Some records:
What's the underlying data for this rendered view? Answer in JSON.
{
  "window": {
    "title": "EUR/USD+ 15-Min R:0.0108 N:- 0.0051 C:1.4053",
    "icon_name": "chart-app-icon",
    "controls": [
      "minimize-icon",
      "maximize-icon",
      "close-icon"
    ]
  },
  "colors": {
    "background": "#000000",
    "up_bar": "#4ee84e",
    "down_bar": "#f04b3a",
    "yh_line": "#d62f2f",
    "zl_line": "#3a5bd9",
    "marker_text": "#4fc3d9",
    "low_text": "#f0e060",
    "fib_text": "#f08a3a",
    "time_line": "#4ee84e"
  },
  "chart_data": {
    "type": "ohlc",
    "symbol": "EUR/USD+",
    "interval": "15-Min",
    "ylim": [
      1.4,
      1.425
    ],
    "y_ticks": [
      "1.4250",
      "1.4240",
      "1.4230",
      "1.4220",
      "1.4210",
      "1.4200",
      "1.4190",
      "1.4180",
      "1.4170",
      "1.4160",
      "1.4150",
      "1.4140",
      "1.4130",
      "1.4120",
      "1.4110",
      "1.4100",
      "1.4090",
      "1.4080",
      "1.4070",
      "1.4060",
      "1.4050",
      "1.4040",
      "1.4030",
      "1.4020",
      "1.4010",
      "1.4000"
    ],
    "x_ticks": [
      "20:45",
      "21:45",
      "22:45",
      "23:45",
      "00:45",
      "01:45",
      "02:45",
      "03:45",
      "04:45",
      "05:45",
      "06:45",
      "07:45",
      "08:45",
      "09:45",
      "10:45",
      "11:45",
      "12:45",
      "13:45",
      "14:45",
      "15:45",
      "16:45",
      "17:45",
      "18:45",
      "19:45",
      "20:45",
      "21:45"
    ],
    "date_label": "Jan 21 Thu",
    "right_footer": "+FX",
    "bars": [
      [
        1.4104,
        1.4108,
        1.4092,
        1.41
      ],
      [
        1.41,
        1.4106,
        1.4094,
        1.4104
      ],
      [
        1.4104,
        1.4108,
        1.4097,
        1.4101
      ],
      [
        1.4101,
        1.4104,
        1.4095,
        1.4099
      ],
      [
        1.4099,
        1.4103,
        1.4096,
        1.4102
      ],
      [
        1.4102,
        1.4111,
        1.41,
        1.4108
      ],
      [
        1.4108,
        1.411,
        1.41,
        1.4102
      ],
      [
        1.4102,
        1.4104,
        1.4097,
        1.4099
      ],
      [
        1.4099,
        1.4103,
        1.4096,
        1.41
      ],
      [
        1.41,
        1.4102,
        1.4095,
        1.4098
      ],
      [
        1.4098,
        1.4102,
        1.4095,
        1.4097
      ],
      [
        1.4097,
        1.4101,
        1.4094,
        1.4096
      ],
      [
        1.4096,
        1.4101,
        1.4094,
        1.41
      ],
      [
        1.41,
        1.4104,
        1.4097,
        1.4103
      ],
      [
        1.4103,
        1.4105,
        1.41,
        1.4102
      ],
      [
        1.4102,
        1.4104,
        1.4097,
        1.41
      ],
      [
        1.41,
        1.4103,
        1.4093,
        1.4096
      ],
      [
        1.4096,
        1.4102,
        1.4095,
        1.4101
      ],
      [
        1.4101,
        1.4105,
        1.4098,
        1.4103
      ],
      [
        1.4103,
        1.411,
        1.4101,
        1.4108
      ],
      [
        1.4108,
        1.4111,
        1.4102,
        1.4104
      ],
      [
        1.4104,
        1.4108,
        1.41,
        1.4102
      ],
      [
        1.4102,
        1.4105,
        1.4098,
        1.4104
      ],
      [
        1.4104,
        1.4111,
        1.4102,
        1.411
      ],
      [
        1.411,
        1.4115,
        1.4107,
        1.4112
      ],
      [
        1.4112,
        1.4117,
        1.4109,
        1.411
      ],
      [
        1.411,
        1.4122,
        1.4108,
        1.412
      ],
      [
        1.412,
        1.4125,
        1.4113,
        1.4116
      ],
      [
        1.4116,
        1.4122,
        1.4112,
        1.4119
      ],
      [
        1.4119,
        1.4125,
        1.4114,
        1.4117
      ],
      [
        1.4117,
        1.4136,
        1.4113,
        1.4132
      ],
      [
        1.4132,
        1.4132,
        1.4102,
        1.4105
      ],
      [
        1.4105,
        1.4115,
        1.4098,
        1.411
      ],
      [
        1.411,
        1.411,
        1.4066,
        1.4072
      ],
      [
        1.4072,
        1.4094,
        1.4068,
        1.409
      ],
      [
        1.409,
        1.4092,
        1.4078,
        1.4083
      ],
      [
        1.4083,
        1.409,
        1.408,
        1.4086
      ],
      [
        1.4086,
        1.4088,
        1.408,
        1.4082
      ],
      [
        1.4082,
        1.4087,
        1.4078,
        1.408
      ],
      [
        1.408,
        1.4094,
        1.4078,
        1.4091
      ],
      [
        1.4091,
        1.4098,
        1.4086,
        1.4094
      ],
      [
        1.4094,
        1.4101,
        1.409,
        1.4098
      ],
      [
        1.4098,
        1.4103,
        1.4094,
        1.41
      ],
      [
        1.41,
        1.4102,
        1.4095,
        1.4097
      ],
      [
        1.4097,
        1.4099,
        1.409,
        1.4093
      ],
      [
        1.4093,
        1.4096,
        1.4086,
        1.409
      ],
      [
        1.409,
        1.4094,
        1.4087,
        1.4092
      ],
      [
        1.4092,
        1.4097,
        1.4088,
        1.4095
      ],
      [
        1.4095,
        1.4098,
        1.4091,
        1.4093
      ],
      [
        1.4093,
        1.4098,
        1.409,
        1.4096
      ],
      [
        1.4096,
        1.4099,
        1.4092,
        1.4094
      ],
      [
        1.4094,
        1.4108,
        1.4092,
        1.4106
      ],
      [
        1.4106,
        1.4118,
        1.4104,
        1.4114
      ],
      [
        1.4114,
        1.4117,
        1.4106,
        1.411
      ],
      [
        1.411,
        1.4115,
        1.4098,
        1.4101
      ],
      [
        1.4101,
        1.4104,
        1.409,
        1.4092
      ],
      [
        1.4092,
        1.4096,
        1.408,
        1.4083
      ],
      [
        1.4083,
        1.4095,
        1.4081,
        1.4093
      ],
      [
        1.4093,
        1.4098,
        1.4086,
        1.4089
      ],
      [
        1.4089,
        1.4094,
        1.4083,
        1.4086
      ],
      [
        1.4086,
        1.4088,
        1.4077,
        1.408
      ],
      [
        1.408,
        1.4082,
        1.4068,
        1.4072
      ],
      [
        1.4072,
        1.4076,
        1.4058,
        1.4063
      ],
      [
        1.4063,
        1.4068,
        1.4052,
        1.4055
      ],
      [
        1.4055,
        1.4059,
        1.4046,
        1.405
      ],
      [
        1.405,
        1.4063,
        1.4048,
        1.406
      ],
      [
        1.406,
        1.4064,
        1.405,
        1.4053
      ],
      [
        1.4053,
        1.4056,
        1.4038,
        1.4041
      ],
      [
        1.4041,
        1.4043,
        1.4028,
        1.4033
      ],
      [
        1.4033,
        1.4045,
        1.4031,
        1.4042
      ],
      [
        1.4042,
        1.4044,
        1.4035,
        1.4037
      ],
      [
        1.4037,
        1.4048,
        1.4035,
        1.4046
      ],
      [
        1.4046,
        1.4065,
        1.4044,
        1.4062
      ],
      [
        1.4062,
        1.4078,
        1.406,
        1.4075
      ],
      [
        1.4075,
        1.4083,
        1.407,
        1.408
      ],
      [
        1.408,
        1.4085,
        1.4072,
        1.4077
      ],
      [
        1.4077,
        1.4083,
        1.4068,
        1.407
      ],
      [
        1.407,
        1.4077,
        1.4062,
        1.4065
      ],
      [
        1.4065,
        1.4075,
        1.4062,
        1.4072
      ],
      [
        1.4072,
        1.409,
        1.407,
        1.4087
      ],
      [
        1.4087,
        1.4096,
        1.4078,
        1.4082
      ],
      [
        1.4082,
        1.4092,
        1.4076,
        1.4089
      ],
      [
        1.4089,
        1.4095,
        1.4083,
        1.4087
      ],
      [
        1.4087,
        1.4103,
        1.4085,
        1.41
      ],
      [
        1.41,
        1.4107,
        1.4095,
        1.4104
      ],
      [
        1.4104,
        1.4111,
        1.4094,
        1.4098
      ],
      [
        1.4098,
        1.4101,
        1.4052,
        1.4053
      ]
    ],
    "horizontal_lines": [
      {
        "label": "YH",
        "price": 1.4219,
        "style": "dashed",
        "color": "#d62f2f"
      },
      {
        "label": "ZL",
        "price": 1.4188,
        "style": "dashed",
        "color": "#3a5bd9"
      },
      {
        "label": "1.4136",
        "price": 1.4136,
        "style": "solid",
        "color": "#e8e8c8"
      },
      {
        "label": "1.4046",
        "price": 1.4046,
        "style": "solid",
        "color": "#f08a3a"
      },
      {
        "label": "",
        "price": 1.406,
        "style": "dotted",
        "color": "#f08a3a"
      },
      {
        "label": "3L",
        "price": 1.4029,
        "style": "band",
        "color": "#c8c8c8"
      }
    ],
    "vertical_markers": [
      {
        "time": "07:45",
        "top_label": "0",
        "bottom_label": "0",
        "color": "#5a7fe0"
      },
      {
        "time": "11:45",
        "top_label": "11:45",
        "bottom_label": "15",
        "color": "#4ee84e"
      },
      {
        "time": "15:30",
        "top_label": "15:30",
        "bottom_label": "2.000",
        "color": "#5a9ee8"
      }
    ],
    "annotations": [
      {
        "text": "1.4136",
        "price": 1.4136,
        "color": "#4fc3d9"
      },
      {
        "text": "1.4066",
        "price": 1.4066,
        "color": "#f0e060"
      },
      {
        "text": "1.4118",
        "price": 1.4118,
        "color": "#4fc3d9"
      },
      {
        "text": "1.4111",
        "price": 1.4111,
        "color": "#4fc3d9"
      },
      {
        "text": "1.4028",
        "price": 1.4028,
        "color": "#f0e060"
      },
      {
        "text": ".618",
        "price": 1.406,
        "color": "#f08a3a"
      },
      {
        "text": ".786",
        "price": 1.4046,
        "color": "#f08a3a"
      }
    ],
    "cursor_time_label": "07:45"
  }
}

**REQUEST**
Look through the records and gather every line containing "icon".

**RIGHT ANSWER**
    "icon_name": "chart-app-icon",
      "minimize-icon",
      "maximize-icon",
      "close-icon"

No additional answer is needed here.